[Dataset records]
+-------+
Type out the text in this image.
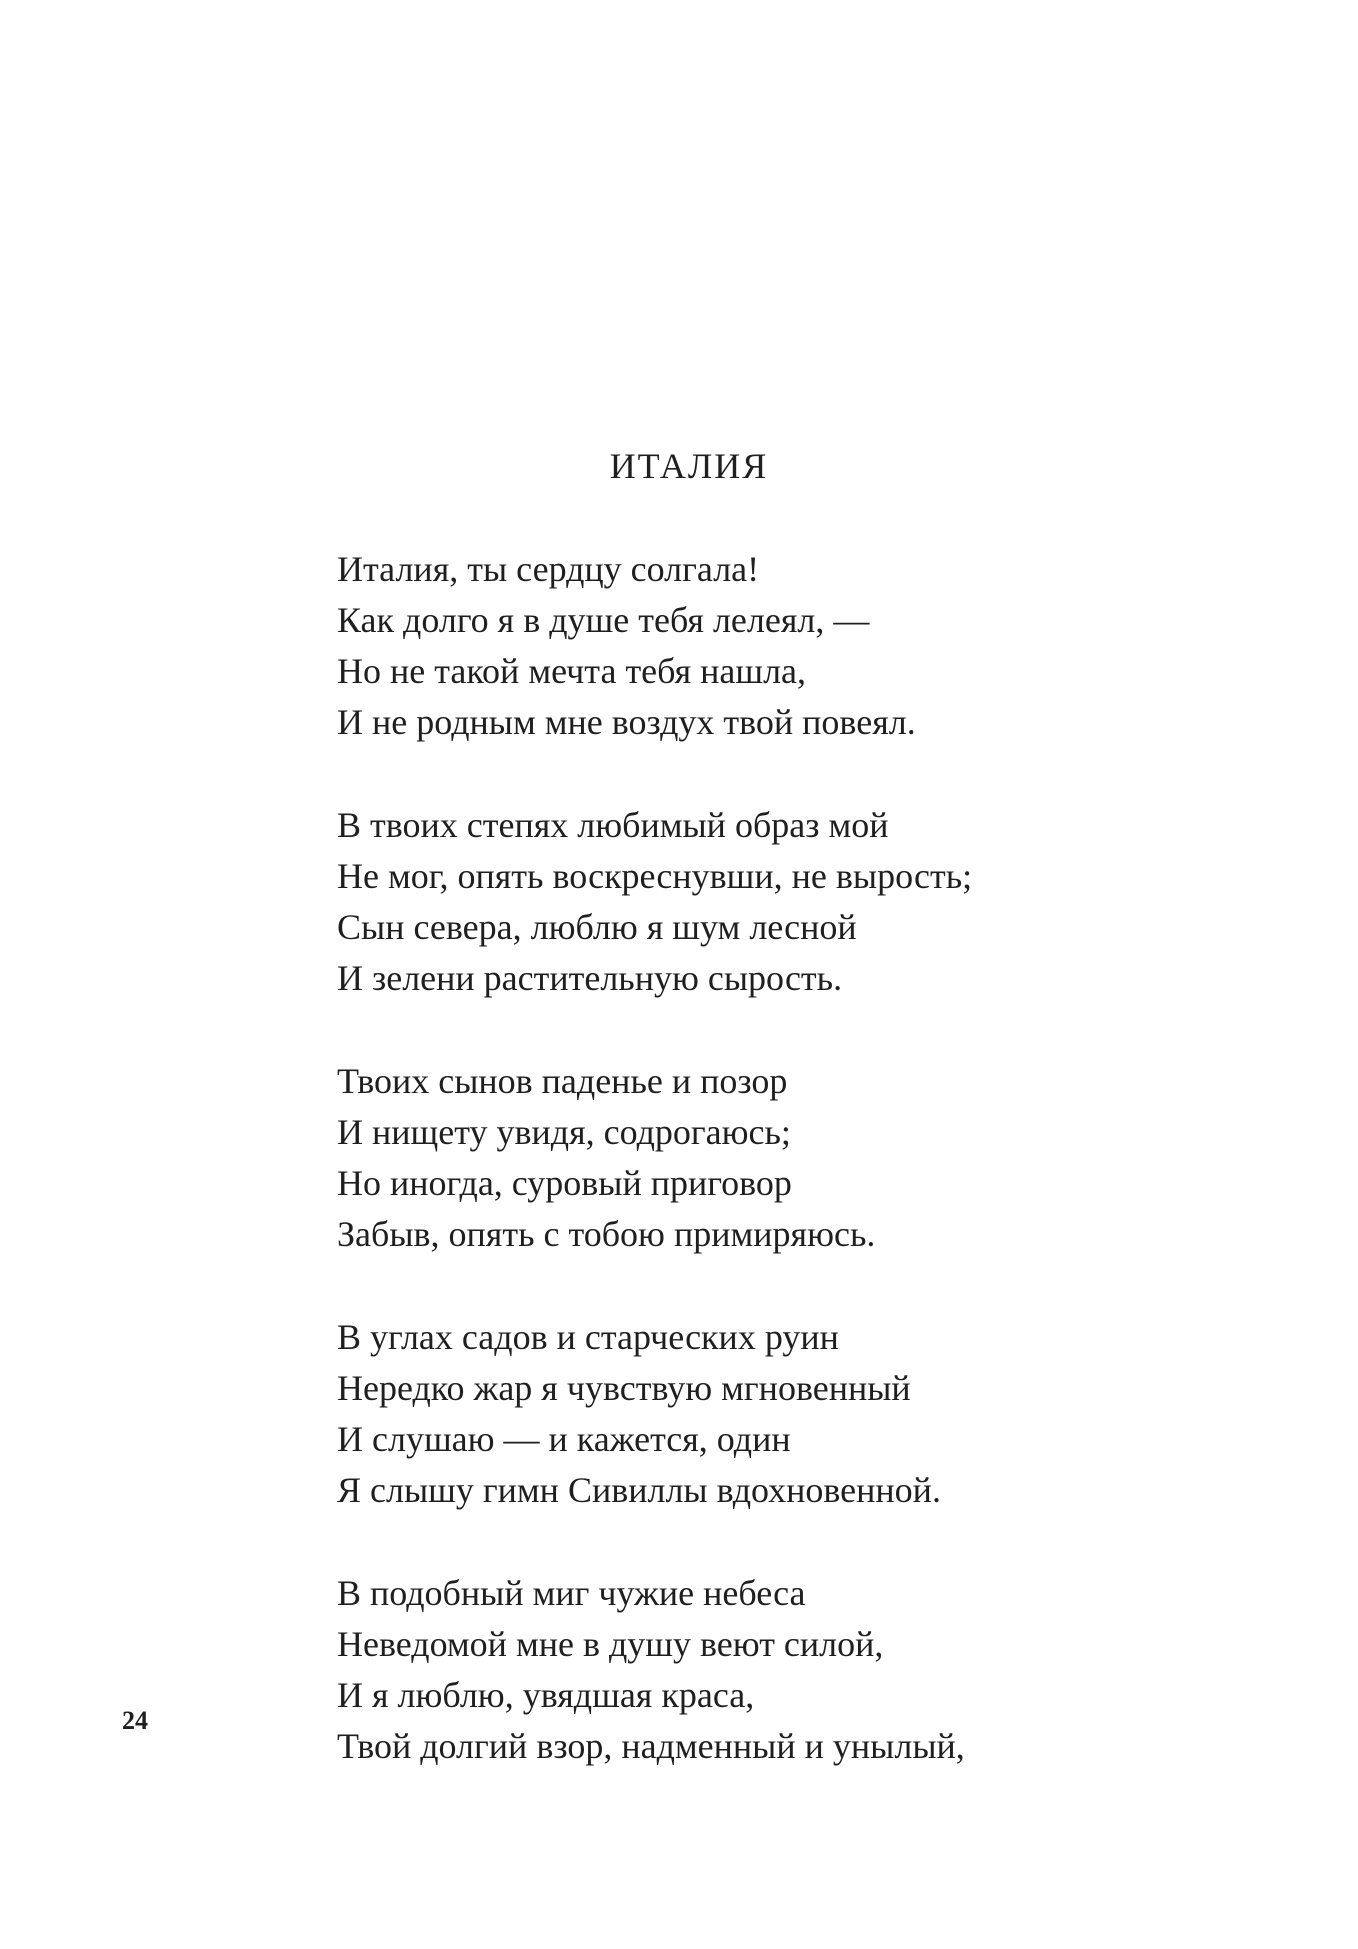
ИТАЛИЯ
Италия, ты сердцу солгала!
Как долго я в душе тебя лелеял, —
Но не такой мечта тебя нашла,
И не родным мне воздух твой повеял.
В твоих степях любимый образ мой
Не мог, опять воскреснувши, не вырость;
Сын севера, люблю я шум лесной
И зелени растительную сырость.
Твоих сынов паденье и позор
И нищету увидя, содрогаюсь;
Но иногда, суровый приговор
Забыв, опять с тобою примиряюсь.
В углах садов и старческих руин
Нередко жар я чувствую мгновенный
И слушаю — и кажется, один
Я слышу гимн Сивиллы вдохновенной.
В подобный миг чужие небеса
Неведомой мне в душу веют силой,
И я люблю, увядшая краса,
Твой долгий взор, надменный и унылый,
24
+-------+
Could you reproduce every record above exactly, leaving out the pictures?

Exercise response:
Type out the text in this image.
ИТАЛИЯ
Италия, ты сердцу солгала!
Как долго я в душе тебя лелеял, —
Но не такой мечта тебя нашла,
И не родным мне воздух твой повеял.
В твоих степях любимый образ мой
Не мог, опять воскреснувши, не вырость;
Сын севера, люблю я шум лесной
И зелени растительную сырость.
Твоих сынов паденье и позор
И нищету увидя, содрогаюсь;
Но иногда, суровый приговор
Забыв, опять с тобою примиряюсь.
В углах садов и старческих руин
Нередко жар я чувствую мгновенный
И слушаю — и кажется, один
Я слышу гимн Сивиллы вдохновенной.
В подобный миг чужие небеса
Неведомой мне в душу веют силой,
И я люблю, увядшая краса,
Твой долгий взор, надменный и унылый,
24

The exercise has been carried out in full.